(Part of a data file)
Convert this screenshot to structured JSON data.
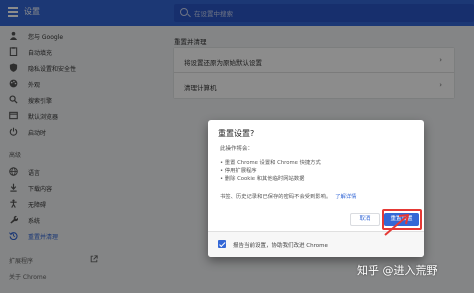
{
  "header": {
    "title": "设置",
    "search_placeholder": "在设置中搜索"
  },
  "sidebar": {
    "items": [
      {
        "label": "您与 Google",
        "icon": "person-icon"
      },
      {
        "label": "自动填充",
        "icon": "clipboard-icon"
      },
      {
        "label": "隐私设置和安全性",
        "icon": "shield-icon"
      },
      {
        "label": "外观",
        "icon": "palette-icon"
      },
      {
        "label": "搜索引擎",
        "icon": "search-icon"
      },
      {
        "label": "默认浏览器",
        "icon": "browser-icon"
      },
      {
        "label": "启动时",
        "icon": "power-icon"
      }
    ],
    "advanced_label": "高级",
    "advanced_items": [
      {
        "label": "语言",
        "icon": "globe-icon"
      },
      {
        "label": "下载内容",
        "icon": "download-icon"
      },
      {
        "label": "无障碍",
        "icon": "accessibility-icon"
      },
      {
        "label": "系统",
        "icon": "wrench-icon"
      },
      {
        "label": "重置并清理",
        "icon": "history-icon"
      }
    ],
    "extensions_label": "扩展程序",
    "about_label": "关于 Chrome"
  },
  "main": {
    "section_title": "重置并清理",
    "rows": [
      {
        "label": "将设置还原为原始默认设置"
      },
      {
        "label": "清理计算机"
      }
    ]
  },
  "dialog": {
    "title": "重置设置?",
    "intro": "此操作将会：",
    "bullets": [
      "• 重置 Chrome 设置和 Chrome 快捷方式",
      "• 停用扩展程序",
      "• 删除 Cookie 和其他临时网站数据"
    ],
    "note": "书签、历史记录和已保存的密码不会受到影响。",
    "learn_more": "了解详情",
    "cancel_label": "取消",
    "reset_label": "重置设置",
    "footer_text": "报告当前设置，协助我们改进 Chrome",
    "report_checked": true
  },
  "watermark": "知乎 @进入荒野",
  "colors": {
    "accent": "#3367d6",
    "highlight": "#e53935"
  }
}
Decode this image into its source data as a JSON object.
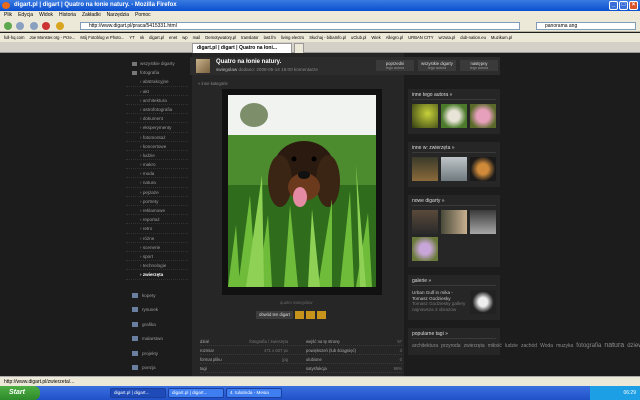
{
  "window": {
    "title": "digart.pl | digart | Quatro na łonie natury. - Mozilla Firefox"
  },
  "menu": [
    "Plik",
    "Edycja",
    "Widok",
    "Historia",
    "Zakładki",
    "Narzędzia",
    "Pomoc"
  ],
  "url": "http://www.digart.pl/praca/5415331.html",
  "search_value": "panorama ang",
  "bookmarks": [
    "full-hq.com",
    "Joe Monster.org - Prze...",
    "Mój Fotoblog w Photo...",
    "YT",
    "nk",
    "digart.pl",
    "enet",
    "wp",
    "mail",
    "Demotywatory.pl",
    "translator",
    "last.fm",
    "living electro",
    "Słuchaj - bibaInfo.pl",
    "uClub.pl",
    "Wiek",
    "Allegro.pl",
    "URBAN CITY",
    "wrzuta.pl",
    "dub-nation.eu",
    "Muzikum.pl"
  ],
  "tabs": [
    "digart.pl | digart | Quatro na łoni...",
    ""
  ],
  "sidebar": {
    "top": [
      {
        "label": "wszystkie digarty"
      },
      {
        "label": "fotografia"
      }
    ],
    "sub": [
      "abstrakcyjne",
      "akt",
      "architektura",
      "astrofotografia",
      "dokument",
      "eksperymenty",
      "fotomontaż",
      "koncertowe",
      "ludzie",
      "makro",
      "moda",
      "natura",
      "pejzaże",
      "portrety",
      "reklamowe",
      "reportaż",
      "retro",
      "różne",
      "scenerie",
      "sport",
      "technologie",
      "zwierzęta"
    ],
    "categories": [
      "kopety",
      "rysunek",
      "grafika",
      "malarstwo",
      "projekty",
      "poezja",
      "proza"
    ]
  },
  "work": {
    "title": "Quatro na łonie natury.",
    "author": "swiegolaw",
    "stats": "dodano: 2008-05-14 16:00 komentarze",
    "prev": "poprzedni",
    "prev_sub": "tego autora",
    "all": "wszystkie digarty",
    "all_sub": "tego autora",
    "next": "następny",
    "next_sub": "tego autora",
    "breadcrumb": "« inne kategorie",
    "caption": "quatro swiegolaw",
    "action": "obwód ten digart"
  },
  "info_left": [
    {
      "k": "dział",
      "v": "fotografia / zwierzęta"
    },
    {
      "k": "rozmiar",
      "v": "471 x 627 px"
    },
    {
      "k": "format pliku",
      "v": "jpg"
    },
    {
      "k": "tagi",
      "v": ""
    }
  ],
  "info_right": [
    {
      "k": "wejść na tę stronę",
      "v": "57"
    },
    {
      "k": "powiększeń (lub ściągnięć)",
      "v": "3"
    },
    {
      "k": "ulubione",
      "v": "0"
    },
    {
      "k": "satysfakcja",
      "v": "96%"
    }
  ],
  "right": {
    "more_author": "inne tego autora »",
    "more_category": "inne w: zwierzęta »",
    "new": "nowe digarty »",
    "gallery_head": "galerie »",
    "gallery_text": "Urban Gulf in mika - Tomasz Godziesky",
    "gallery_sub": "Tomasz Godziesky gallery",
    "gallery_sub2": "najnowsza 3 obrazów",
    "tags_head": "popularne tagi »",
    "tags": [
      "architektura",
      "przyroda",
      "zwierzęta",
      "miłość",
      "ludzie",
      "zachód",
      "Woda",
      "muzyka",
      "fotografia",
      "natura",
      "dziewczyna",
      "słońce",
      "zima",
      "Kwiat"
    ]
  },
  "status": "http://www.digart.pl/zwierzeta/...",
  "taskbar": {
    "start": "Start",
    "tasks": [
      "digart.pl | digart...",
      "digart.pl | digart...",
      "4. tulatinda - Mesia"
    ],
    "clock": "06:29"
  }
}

▶ **WHAT YOU SHOULD DO**:
Set the listing down in full and exactly. Pictures within it should not appear in the copy.

▶ **COMPLETE OUTPUT**:
Convert this screenshot to structured JSON data.
{
  "header": {
    "title": "设置",
    "search_placeholder": "在设置中搜索"
  },
  "sidebar": {
    "items": [
      {
        "label": "您与 Google",
        "icon": "person-icon"
      },
      {
        "label": "自动填充",
        "icon": "clipboard-icon"
      },
      {
        "label": "隐私设置和安全性",
        "icon": "shield-icon"
      },
      {
        "label": "外观",
        "icon": "palette-icon"
      },
      {
        "label": "搜索引擎",
        "icon": "search-icon"
      },
      {
        "label": "默认浏览器",
        "icon": "browser-icon"
      },
      {
        "label": "启动时",
        "icon": "power-icon"
      }
    ],
    "advanced_label": "高级",
    "advanced_items": [
      {
        "label": "语言",
        "icon": "globe-icon"
      },
      {
        "label": "下载内容",
        "icon": "download-icon"
      },
      {
        "label": "无障碍",
        "icon": "accessibility-icon"
      },
      {
        "label": "系统",
        "icon": "wrench-icon"
      },
      {
        "label": "重置并清理",
        "icon": "history-icon"
      }
    ],
    "extensions_label": "扩展程序",
    "about_label": "关于 Chrome"
  },
  "main": {
    "section_title": "重置并清理",
    "rows": [
      {
        "label": "将设置还原为原始默认设置"
      },
      {
        "label": "清理计算机"
      }
    ]
  },
  "dialog": {
    "title": "重置设置?",
    "intro": "此操作将会：",
    "bullets": [
      "• 重置 Chrome 设置和 Chrome 快捷方式",
      "• 停用扩展程序",
      "• 删除 Cookie 和其他临时网站数据"
    ],
    "note": "书签、历史记录和已保存的密码不会受到影响。",
    "learn_more": "了解详情",
    "cancel_label": "取消",
    "reset_label": "重置设置",
    "footer_text": "报告当前设置，协助我们改进 Chrome",
    "report_checked": true
  },
  "watermark": "知乎 @进入荒野",
  "colors": {
    "accent": "#3367d6",
    "highlight": "#e53935"
  }
}
Decode this image into its source data as a JSON object.
{
  "window": {
    "title": "digart.pl | digart | Quatro na łonie natury. - Mozilla Firefox"
  },
  "menu": [
    "Plik",
    "Edycja",
    "Widok",
    "Historia",
    "Zakładki",
    "Narzędzia",
    "Pomoc"
  ],
  "url": "http://www.digart.pl/praca/5415331.html",
  "search_value": "panorama ang",
  "bookmarks": [
    "full-hq.com",
    "Joe Monster.org - Prze...",
    "Mój Fotoblog w Photo...",
    "YT",
    "nk",
    "digart.pl",
    "enet",
    "wp",
    "mail",
    "Demotywatory.pl",
    "translator",
    "last.fm",
    "living electro",
    "Słuchaj - bibaInfo.pl",
    "uClub.pl",
    "Wiek",
    "Allegro.pl",
    "URBAN CITY",
    "wrzuta.pl",
    "dub-nation.eu",
    "Muzikum.pl"
  ],
  "tabs": [
    "digart.pl | digart | Quatro na łoni...",
    ""
  ],
  "sidebar": {
    "top": [
      {
        "label": "wszystkie digarty"
      },
      {
        "label": "fotografia"
      }
    ],
    "sub": [
      "abstrakcyjne",
      "akt",
      "architektura",
      "astrofotografia",
      "dokument",
      "eksperymenty",
      "fotomontaż",
      "koncertowe",
      "ludzie",
      "makro",
      "moda",
      "natura",
      "pejzaże",
      "portrety",
      "reklamowe",
      "reportaż",
      "retro",
      "różne",
      "scenerie",
      "sport",
      "technologie",
      "zwierzęta"
    ],
    "categories": [
      "kopety",
      "rysunek",
      "grafika",
      "malarstwo",
      "projekty",
      "poezja",
      "proza"
    ]
  },
  "work": {
    "title": "Quatro na łonie natury.",
    "author": "swiegolaw",
    "stats": "dodano: 2008-05-14 16:00 komentarze",
    "prev": "poprzedni",
    "prev_sub": "tego autora",
    "all": "wszystkie digarty",
    "all_sub": "tego autora",
    "next": "następny",
    "next_sub": "tego autora",
    "breadcrumb": "« inne kategorie",
    "caption": "quatro swiegolaw",
    "action": "obwód ten digart"
  },
  "info_left": [
    {
      "k": "dział",
      "v": "fotografia / zwierzęta"
    },
    {
      "k": "rozmiar",
      "v": "471 x 627 px"
    },
    {
      "k": "format pliku",
      "v": "jpg"
    },
    {
      "k": "tagi",
      "v": ""
    }
  ],
  "info_right": [
    {
      "k": "wejść na tę stronę",
      "v": "57"
    },
    {
      "k": "powiększeń (lub ściągnięć)",
      "v": "3"
    },
    {
      "k": "ulubione",
      "v": "0"
    },
    {
      "k": "satysfakcja",
      "v": "96%"
    }
  ],
  "right": {
    "more_author": "inne tego autora »",
    "more_category": "inne w: zwierzęta »",
    "new": "nowe digarty »",
    "gallery_head": "galerie »",
    "gallery_text": "Urban Gulf in mika - Tomasz Godziesky",
    "gallery_sub": "Tomasz Godziesky gallery",
    "gallery_sub2": "najnowsza 3 obrazów",
    "tags_head": "popularne tagi »",
    "tags": [
      "architektura",
      "przyroda",
      "zwierzęta",
      "miłość",
      "ludzie",
      "zachód",
      "Woda",
      "muzyka",
      "fotografia",
      "natura",
      "dziewczyna",
      "słońce",
      "zima",
      "Kwiat"
    ]
  },
  "status": "http://www.digart.pl/zwierzeta/...",
  "taskbar": {
    "start": "Start",
    "tasks": [
      "digart.pl | digart...",
      "digart.pl | digart...",
      "4. tulatinda - Mesia"
    ],
    "clock": "06:29"
  }
}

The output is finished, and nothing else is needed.